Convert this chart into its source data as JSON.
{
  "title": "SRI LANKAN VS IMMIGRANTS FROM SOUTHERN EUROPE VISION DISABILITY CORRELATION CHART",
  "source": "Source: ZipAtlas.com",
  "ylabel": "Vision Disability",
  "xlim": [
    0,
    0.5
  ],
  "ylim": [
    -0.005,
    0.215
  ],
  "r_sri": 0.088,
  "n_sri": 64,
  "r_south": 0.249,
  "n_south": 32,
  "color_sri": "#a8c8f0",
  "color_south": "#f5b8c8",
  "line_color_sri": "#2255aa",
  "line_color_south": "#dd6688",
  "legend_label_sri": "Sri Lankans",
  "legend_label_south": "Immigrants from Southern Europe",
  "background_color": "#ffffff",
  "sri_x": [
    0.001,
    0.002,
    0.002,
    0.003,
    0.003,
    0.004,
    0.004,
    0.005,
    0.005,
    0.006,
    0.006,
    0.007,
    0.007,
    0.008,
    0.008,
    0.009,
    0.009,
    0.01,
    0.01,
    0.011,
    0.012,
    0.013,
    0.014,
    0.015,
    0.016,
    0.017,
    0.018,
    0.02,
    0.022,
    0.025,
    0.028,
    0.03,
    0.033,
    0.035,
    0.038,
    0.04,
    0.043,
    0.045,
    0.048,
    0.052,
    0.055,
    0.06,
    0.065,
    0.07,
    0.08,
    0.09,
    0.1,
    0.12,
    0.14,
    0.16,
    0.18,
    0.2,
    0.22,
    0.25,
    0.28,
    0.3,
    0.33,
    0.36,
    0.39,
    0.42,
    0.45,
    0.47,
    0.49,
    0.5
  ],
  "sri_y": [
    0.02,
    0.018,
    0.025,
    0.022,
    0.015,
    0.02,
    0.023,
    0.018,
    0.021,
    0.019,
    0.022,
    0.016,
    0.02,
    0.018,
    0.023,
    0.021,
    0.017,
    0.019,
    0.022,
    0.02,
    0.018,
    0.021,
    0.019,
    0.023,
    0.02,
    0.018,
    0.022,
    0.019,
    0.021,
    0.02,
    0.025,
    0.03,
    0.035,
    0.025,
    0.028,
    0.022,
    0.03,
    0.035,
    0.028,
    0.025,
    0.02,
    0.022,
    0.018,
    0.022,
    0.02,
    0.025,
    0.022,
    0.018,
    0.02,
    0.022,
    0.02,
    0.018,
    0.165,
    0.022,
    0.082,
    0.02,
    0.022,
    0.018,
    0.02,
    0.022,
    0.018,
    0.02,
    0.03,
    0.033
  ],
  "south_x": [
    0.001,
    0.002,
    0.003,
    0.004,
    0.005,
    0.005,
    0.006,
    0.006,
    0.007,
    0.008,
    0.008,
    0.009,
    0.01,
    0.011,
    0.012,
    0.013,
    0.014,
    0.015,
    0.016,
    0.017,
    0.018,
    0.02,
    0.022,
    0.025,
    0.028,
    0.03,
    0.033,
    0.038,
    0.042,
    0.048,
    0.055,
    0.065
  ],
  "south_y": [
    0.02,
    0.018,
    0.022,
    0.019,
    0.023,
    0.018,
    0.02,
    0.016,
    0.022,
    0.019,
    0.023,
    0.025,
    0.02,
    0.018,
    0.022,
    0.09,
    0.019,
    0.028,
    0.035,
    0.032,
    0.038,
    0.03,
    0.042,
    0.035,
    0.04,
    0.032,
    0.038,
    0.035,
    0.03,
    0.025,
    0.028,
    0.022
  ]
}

Brief: Extract the complete data, matching each line exactly.

Final result:
Convert this chart into its source data as JSON.
{
  "title": "SRI LANKAN VS IMMIGRANTS FROM SOUTHERN EUROPE VISION DISABILITY CORRELATION CHART",
  "source": "Source: ZipAtlas.com",
  "ylabel": "Vision Disability",
  "xlim": [
    0,
    0.5
  ],
  "ylim": [
    -0.005,
    0.215
  ],
  "r_sri": 0.088,
  "n_sri": 64,
  "r_south": 0.249,
  "n_south": 32,
  "color_sri": "#a8c8f0",
  "color_south": "#f5b8c8",
  "line_color_sri": "#2255aa",
  "line_color_south": "#dd6688",
  "legend_label_sri": "Sri Lankans",
  "legend_label_south": "Immigrants from Southern Europe",
  "background_color": "#ffffff",
  "sri_x": [
    0.001,
    0.002,
    0.002,
    0.003,
    0.003,
    0.004,
    0.004,
    0.005,
    0.005,
    0.006,
    0.006,
    0.007,
    0.007,
    0.008,
    0.008,
    0.009,
    0.009,
    0.01,
    0.01,
    0.011,
    0.012,
    0.013,
    0.014,
    0.015,
    0.016,
    0.017,
    0.018,
    0.02,
    0.022,
    0.025,
    0.028,
    0.03,
    0.033,
    0.035,
    0.038,
    0.04,
    0.043,
    0.045,
    0.048,
    0.052,
    0.055,
    0.06,
    0.065,
    0.07,
    0.08,
    0.09,
    0.1,
    0.12,
    0.14,
    0.16,
    0.18,
    0.2,
    0.22,
    0.25,
    0.28,
    0.3,
    0.33,
    0.36,
    0.39,
    0.42,
    0.45,
    0.47,
    0.49,
    0.5
  ],
  "sri_y": [
    0.02,
    0.018,
    0.025,
    0.022,
    0.015,
    0.02,
    0.023,
    0.018,
    0.021,
    0.019,
    0.022,
    0.016,
    0.02,
    0.018,
    0.023,
    0.021,
    0.017,
    0.019,
    0.022,
    0.02,
    0.018,
    0.021,
    0.019,
    0.023,
    0.02,
    0.018,
    0.022,
    0.019,
    0.021,
    0.02,
    0.025,
    0.03,
    0.035,
    0.025,
    0.028,
    0.022,
    0.03,
    0.035,
    0.028,
    0.025,
    0.02,
    0.022,
    0.018,
    0.022,
    0.02,
    0.025,
    0.022,
    0.018,
    0.02,
    0.022,
    0.02,
    0.018,
    0.165,
    0.022,
    0.082,
    0.02,
    0.022,
    0.018,
    0.02,
    0.022,
    0.018,
    0.02,
    0.03,
    0.033
  ],
  "south_x": [
    0.001,
    0.002,
    0.003,
    0.004,
    0.005,
    0.005,
    0.006,
    0.006,
    0.007,
    0.008,
    0.008,
    0.009,
    0.01,
    0.011,
    0.012,
    0.013,
    0.014,
    0.015,
    0.016,
    0.017,
    0.018,
    0.02,
    0.022,
    0.025,
    0.028,
    0.03,
    0.033,
    0.038,
    0.042,
    0.048,
    0.055,
    0.065
  ],
  "south_y": [
    0.02,
    0.018,
    0.022,
    0.019,
    0.023,
    0.018,
    0.02,
    0.016,
    0.022,
    0.019,
    0.023,
    0.025,
    0.02,
    0.018,
    0.022,
    0.09,
    0.019,
    0.028,
    0.035,
    0.032,
    0.038,
    0.03,
    0.042,
    0.035,
    0.04,
    0.032,
    0.038,
    0.035,
    0.03,
    0.025,
    0.028,
    0.022
  ]
}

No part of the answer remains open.